## CONSIGNE
Poursuivez, s'il vous plaît, le témoignage ci-dessous sur le travail dans les usines de confection au Cambodge, à partir de sa dernière phrase.

## TEXTE FOURNI
Je viens d’un village à 195 kilomètres de Phnom Penh. Ma famille travaillait dans les champs et cultivait le riz. On était 8 enfants. A la mort de mon père, il a fallu trouver une solution, un travail. Je n’ai pas eu d’autres solutions que de partir pour la capitale travailler dans une usine de confection.

Sur le contrat et suivant la loi cambodgienne du travail, il est noté que l’on travaille 8h par jour, 48h par semaine. Cela correspond aux standards de l’Organisation International du Travail. Mais, ce n’est pas la réalité. Notre quotidien, c’est 12 heures de travail par jour, six voire sept jours par semaine. On travaille même les jours fériés. Et, lorsqu’il y a des pics de production ou des commandes importantes, nous travaillons même jusqu’à 20h sur une journée. Et, bien évidemment, nous n’avons pas de congé payé.

Je n’ai pas de vie, pas de mari. Je vis dans un petit studio de 12 mètres carré à vingt minutes à pied de l’usine. Je vis avec une partie de ma famille. On loue le studio 50$ par mois. Cinq de mes sœurs travaillent elles aussi dans des usines. Tous les matins, nous nous levons à 5h pour nous préparer et manger. Nous finissons notre journée à 20h. Nous passons au marché, nous mangeons et nous nous couchons à 22h, épuisées.

Avec les heures supplémentaires, j’arrive à gagner 140$ par mois. Impossible pourtant de manger correctement, d’avoir des enfants ou encore moins d’épargner. Mon loyer est de 50$, l’eau et l’électricité coûtent 30$. Grâce aux heures supplémentaires, j’arrive à envoyer un peu d’argent à ma famille restée en Province, loin de Phnom Penh. Je leur envoie 20$ par mois. Après avoir payé tout ça, il ne me reste que 40$ pour tout le reste, y compris pour manger. Tous les ouvriers du Cambodge sont dans la même situation : nous sommes obligés d’emprunter pour pourvoir à nos besoins et ceux de nos familles.

Envoyer de l’argent à ma famille est indispensable. Sans cet argent, ils ne peuvent pas subvenir à leurs besoins et se nourrir. C’est pour cette raison que je suis venue à Phnom Penh et la raison pour laquelle les familles envoient leurs filles, très jeunes, travailler dans la capitale. Je suis contrainte de faire un maximum d’heures supplémentaires pour être en mesure de leur envoyer de l’argent.

## EXTRAITS DE DONNÉES
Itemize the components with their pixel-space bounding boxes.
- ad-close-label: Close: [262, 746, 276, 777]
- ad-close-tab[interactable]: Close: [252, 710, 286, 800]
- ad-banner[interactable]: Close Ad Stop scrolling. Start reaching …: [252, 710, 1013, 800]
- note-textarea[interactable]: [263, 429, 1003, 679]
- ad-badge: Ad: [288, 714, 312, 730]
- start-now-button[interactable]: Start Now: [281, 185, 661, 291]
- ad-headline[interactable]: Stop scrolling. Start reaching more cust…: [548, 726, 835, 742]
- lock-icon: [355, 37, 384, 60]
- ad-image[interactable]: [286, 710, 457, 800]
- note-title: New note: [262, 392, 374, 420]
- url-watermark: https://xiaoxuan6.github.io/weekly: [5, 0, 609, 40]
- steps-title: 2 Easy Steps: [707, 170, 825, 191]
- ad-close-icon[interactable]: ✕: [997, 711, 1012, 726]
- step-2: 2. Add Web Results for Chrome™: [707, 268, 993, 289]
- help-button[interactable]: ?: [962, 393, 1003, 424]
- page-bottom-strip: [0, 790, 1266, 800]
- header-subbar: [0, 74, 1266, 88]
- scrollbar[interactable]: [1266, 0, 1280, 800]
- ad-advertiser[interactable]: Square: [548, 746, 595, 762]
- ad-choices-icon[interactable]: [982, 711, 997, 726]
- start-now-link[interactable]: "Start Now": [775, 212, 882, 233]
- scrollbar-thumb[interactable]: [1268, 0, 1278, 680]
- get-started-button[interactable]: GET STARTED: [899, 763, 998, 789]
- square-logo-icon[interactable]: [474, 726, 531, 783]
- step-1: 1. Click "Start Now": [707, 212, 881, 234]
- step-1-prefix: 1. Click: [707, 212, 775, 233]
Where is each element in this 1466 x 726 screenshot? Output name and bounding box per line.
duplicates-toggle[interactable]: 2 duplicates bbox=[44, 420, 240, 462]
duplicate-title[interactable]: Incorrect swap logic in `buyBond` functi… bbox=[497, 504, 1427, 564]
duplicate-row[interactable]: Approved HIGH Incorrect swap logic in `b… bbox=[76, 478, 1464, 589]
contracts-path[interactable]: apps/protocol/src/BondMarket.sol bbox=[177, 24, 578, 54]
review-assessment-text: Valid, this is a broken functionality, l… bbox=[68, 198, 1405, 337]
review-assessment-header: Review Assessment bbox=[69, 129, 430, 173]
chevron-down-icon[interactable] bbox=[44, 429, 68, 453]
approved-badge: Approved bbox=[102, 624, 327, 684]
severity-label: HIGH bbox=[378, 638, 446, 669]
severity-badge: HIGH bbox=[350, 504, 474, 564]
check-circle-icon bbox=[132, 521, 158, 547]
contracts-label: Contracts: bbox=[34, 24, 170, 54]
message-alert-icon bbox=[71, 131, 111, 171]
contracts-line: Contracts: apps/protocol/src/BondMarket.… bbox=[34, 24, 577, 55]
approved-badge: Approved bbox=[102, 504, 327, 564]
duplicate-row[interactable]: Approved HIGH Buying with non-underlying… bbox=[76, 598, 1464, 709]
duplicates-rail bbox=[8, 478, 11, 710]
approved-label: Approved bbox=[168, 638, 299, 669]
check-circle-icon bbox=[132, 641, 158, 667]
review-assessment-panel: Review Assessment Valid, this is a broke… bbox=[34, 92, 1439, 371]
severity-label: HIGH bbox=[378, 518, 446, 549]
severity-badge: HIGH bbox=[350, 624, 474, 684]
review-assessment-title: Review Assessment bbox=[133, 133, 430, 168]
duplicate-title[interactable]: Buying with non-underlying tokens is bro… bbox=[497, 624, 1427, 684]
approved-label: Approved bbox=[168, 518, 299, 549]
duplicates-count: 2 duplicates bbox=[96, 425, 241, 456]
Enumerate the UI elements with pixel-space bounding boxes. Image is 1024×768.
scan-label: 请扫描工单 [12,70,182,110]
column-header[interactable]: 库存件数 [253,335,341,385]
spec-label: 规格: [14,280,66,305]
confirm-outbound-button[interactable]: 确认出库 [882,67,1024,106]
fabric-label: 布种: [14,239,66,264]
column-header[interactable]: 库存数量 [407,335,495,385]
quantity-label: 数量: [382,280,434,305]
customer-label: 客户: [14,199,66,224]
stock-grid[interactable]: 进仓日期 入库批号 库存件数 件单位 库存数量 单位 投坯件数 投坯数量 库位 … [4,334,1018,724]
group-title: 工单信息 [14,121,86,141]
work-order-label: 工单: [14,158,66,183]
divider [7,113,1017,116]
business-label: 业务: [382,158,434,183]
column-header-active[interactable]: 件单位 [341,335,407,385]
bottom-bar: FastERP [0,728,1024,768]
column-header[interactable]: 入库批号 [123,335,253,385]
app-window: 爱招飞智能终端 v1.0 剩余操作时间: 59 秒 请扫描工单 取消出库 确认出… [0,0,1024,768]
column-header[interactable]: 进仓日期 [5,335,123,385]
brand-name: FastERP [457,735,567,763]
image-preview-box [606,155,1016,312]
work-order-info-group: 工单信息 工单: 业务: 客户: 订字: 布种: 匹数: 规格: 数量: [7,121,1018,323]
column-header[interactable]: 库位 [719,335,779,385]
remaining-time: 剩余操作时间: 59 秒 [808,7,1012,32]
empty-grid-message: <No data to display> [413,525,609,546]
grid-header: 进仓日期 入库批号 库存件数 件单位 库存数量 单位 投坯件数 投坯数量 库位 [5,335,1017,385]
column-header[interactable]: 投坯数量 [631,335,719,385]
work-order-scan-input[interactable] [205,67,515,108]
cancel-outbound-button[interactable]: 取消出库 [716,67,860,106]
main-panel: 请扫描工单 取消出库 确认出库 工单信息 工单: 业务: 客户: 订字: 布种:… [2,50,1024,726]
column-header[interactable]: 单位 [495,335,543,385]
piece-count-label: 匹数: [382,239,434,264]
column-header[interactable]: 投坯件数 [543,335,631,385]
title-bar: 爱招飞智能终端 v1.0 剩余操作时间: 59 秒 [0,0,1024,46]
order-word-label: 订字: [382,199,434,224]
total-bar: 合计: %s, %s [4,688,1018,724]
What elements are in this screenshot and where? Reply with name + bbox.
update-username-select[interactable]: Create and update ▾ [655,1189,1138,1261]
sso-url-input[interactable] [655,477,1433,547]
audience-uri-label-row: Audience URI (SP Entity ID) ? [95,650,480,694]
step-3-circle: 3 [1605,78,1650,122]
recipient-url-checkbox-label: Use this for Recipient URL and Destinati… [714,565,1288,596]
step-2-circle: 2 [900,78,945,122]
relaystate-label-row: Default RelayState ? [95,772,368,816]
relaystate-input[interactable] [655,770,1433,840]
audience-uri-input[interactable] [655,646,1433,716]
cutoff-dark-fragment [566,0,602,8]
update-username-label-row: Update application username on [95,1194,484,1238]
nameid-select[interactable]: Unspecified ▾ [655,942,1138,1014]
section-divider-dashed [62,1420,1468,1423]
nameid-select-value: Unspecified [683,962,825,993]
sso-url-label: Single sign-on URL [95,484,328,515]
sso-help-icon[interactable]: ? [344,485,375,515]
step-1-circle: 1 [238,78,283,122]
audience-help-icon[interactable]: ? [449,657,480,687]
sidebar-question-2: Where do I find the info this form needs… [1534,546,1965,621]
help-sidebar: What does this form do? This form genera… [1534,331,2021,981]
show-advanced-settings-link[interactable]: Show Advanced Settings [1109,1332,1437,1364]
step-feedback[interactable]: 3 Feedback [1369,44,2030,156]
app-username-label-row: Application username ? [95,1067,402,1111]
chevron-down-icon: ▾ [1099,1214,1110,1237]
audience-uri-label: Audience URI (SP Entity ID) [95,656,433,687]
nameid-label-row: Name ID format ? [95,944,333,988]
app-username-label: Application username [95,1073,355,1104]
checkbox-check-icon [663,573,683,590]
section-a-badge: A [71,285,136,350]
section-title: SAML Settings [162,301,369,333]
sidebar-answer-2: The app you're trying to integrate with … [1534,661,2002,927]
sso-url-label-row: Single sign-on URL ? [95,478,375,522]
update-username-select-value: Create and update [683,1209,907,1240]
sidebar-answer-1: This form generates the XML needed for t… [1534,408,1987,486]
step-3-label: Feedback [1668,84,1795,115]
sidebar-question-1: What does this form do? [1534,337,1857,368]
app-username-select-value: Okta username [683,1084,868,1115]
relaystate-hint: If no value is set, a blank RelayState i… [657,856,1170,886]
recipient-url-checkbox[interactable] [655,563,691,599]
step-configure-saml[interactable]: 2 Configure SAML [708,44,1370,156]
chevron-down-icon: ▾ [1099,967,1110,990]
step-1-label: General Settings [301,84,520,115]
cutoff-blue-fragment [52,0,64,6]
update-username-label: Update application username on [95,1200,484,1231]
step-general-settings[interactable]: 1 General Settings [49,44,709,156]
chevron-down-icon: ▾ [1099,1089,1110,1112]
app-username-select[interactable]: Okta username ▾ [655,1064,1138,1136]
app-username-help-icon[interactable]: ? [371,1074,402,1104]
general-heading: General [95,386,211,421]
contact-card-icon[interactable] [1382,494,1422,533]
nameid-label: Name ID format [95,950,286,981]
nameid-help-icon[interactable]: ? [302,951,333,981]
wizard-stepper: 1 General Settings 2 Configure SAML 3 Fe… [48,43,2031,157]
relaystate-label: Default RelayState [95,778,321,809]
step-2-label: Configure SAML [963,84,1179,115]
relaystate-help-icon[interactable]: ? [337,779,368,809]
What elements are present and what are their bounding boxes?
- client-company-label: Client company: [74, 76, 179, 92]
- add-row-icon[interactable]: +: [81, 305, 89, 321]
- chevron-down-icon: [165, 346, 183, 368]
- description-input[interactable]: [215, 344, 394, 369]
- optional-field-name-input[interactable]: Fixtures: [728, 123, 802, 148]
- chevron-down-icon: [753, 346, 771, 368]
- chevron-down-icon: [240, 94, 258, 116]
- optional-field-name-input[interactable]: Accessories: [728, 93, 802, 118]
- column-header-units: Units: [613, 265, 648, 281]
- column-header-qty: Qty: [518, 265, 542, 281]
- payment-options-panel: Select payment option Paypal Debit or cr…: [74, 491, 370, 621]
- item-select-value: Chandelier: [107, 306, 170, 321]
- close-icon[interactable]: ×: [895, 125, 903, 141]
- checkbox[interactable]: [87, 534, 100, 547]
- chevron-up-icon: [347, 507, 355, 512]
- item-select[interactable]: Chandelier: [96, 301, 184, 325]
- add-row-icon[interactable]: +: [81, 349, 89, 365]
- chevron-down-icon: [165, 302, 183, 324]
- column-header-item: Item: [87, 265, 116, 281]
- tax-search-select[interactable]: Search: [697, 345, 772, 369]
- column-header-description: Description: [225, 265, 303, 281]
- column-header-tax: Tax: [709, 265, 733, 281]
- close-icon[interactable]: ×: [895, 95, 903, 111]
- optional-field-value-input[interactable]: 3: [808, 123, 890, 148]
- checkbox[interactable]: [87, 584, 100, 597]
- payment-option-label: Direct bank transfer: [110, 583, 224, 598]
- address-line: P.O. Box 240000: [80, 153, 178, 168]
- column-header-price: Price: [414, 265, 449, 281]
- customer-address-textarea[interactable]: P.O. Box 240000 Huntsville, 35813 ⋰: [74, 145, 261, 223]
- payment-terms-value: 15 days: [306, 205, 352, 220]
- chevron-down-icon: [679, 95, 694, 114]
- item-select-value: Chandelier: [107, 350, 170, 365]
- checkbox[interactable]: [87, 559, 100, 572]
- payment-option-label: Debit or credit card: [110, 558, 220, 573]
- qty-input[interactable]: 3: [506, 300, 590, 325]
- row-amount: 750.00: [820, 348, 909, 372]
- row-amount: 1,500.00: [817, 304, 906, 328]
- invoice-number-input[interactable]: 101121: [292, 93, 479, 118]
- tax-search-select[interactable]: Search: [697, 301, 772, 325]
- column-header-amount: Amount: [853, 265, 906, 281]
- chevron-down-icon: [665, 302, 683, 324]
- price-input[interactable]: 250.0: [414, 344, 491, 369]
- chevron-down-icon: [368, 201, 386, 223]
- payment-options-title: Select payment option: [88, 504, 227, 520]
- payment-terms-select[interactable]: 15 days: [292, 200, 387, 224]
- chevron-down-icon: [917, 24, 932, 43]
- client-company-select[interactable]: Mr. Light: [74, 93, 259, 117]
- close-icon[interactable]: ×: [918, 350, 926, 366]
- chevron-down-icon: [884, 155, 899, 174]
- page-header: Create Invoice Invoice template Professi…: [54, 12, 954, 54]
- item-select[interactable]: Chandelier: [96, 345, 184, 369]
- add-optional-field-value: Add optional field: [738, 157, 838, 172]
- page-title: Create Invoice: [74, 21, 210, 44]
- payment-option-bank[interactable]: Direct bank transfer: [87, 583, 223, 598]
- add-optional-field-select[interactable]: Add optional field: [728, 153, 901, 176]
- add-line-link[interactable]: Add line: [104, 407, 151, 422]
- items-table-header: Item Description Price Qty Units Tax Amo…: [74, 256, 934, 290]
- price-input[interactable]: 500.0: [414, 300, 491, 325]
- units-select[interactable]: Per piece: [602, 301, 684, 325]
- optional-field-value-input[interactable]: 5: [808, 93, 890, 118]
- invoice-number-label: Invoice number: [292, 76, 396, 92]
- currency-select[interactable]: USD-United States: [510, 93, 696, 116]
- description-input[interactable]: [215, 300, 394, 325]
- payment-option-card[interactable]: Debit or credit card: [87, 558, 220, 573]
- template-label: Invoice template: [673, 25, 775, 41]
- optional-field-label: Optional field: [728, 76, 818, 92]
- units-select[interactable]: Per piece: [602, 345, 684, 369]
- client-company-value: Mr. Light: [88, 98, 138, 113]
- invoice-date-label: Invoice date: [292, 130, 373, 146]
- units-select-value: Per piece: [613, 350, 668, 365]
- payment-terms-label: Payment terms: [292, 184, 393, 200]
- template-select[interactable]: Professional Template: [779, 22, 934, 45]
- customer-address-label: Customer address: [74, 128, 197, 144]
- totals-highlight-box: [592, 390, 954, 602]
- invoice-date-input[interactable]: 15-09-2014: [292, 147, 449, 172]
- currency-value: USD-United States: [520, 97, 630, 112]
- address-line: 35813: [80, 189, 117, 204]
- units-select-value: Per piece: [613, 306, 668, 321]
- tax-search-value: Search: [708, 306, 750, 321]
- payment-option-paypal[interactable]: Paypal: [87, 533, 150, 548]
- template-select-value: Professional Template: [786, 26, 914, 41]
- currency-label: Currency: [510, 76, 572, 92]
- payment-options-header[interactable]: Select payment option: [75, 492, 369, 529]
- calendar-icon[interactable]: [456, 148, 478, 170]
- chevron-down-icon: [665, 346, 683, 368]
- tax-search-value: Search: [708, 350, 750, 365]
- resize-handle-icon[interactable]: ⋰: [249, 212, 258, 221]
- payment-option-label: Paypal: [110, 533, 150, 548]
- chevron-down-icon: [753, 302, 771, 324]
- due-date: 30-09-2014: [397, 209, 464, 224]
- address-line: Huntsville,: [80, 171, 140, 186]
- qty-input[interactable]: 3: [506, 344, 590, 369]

## BONNE RÉPONSE
Les conditions de travail sont difficiles. Elles se dégradent constamment. Il n’y a aucune sécurité, aucune hygiène. On est les uns sur les autres, il n’y a pas de place. Quand on veut aller aux toilettes, on est mal vu. On ne peut pas s’absenter de notre poste de travail. On ne peut pas parler. Après trois avertissements, on est suspendu pour une journée de travail. Le contremaitre nous insulte et nous traite d’incultes, de paysannes, d’ignorantes. Ils nous disent que si nous ne sommes pas contentes, d’autres attendent pour prendre notre place. Dans l’atelier, la chaleur est insupportable, la ventilation ne fonctionne jamais. La cadence est infernale. En plus, la grande majorité des travailleuses, comme moi, n’ont pas assez d’argent pour se nourrir correctement. La nourriture que nous pouvons nous offrir est très pauvre et pas de première qualité. Elle ne contient pas assez de calories ni de vitamines. Couplé à la cadence infernale, cela explique le grand nombre de syncope collective dans les usines de confection. En 2011, plus de 2400 travailleuses se sont évanouies d’épuisement.

Quand je tombe malade, je suis obligée d’emprunter de l’argent pour aller chez le docteur. Je rembourse ensuite l’emprunt dès que je peux mais il y a des intérêts en plus à payer.

Il y a bien trois syndicats dans mon usine, mais un seul vraiment indépendant, un seul qui tente de défendre les salariés. Malgré les pressions, les intimidations, les menaces de mort, et c’est surtout le cas lorsqu’on est une femme… Au Cambodge, les femmes doivent obéir. Elles doivent être dociles. C’est pour cela que l’énorme majorité des 600 000 salariés dans la confection sont des femmes.

Malgré cela, je ne me résigne pas. Nos droits sont tellement violés que j’ai décidé de devenir responsable syndical. Même si les droits syndicaux sont constamment violés, on veut se battre et avoir le droit de faire grève.